## Provided material

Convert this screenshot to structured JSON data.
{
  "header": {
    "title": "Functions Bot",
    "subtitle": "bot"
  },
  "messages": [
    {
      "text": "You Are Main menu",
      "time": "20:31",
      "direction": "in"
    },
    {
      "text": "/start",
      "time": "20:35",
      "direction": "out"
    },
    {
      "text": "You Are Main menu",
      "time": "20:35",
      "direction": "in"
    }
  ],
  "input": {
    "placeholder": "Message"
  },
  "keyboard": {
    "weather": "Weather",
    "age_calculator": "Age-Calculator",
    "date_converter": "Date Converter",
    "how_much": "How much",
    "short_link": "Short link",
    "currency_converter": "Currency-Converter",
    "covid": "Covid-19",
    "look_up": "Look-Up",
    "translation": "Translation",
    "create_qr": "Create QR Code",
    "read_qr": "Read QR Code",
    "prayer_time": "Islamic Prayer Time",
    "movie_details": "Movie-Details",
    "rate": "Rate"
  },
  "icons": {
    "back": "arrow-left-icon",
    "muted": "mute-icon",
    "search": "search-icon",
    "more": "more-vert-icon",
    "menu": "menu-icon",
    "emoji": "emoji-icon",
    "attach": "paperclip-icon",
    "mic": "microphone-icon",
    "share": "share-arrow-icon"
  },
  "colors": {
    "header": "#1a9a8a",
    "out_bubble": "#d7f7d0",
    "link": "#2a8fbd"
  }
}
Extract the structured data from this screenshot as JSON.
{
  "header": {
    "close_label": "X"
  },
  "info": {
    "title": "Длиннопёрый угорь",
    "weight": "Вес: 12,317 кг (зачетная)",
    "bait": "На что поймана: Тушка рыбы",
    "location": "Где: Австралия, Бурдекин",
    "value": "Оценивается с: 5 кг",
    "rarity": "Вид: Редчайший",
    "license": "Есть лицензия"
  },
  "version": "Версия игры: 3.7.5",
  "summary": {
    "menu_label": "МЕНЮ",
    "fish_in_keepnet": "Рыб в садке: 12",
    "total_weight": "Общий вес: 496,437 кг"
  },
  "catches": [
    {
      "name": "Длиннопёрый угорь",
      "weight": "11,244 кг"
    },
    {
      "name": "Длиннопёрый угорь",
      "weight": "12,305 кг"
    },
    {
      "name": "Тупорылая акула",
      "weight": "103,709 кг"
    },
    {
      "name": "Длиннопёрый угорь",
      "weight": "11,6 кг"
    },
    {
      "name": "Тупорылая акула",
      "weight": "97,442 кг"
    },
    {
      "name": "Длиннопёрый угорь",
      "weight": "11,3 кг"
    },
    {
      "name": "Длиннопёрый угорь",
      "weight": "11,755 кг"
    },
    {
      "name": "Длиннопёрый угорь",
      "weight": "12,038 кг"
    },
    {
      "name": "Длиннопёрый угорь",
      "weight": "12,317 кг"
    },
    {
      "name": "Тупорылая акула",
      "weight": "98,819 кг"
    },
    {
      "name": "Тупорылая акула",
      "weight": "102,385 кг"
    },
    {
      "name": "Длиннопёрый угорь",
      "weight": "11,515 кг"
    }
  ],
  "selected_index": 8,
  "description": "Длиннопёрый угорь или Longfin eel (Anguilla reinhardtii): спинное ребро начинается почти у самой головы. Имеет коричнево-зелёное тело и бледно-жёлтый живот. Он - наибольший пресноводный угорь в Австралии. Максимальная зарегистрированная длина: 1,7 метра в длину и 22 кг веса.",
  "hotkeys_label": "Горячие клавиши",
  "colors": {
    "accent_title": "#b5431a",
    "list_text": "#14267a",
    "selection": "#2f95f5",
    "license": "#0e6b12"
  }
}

## Work required
Send back every record, precisely as written.

## Task response
Convert this screenshot to structured JSON data.
{
  "header": {
    "title": "Functions Bot",
    "subtitle": "bot"
  },
  "messages": [
    {
      "text": "You Are Main menu",
      "time": "20:31",
      "direction": "in"
    },
    {
      "text": "/start",
      "time": "20:35",
      "direction": "out"
    },
    {
      "text": "You Are Main menu",
      "time": "20:35",
      "direction": "in"
    }
  ],
  "input": {
    "placeholder": "Message"
  },
  "keyboard": {
    "weather": "Weather",
    "age_calculator": "Age-Calculator",
    "date_converter": "Date Converter",
    "how_much": "How much",
    "short_link": "Short link",
    "currency_converter": "Currency-Converter",
    "covid": "Covid-19",
    "look_up": "Look-Up",
    "translation": "Translation",
    "create_qr": "Create QR Code",
    "read_qr": "Read QR Code",
    "prayer_time": "Islamic Prayer Time",
    "movie_details": "Movie-Details",
    "rate": "Rate"
  },
  "icons": {
    "back": "arrow-left-icon",
    "muted": "mute-icon",
    "search": "search-icon",
    "more": "more-vert-icon",
    "menu": "menu-icon",
    "emoji": "emoji-icon",
    "attach": "paperclip-icon",
    "mic": "microphone-icon",
    "share": "share-arrow-icon"
  },
  "colors": {
    "header": "#1a9a8a",
    "out_bubble": "#d7f7d0",
    "link": "#2a8fbd"
  }
}
Extract the structured data from this screenshot as JSON.
{
  "header": {
    "close_label": "X"
  },
  "info": {
    "title": "Длиннопёрый угорь",
    "weight": "Вес: 12,317 кг (зачетная)",
    "bait": "На что поймана: Тушка рыбы",
    "location": "Где: Австралия, Бурдекин",
    "value": "Оценивается с: 5 кг",
    "rarity": "Вид: Редчайший",
    "license": "Есть лицензия"
  },
  "version": "Версия игры: 3.7.5",
  "summary": {
    "menu_label": "МЕНЮ",
    "fish_in_keepnet": "Рыб в садке: 12",
    "total_weight": "Общий вес: 496,437 кг"
  },
  "catches": [
    {
      "name": "Длиннопёрый угорь",
      "weight": "11,244 кг"
    },
    {
      "name": "Длиннопёрый угорь",
      "weight": "12,305 кг"
    },
    {
      "name": "Тупорылая акула",
      "weight": "103,709 кг"
    },
    {
      "name": "Длиннопёрый угорь",
      "weight": "11,6 кг"
    },
    {
      "name": "Тупорылая акула",
      "weight": "97,442 кг"
    },
    {
      "name": "Длиннопёрый угорь",
      "weight": "11,3 кг"
    },
    {
      "name": "Длиннопёрый угорь",
      "weight": "11,755 кг"
    },
    {
      "name": "Длиннопёрый угорь",
      "weight": "12,038 кг"
    },
    {
      "name": "Длиннопёрый угорь",
      "weight": "12,317 кг"
    },
    {
      "name": "Тупорылая акула",
      "weight": "98,819 кг"
    },
    {
      "name": "Тупорылая акула",
      "weight": "102,385 кг"
    },
    {
      "name": "Длиннопёрый угорь",
      "weight": "11,515 кг"
    }
  ],
  "selected_index": 8,
  "description": "Длиннопёрый угорь или Longfin eel (Anguilla reinhardtii): спинное ребро начинается почти у самой головы. Имеет коричнево-зелёное тело и бледно-жёлтый живот. Он - наибольший пресноводный угорь в Австралии. Максимальная зарегистрированная длина: 1,7 метра в длину и 22 кг веса.",
  "hotkeys_label": "Горячие клавиши",
  "colors": {
    "accent_title": "#b5431a",
    "list_text": "#14267a",
    "selection": "#2f95f5",
    "license": "#0e6b12"
  }
}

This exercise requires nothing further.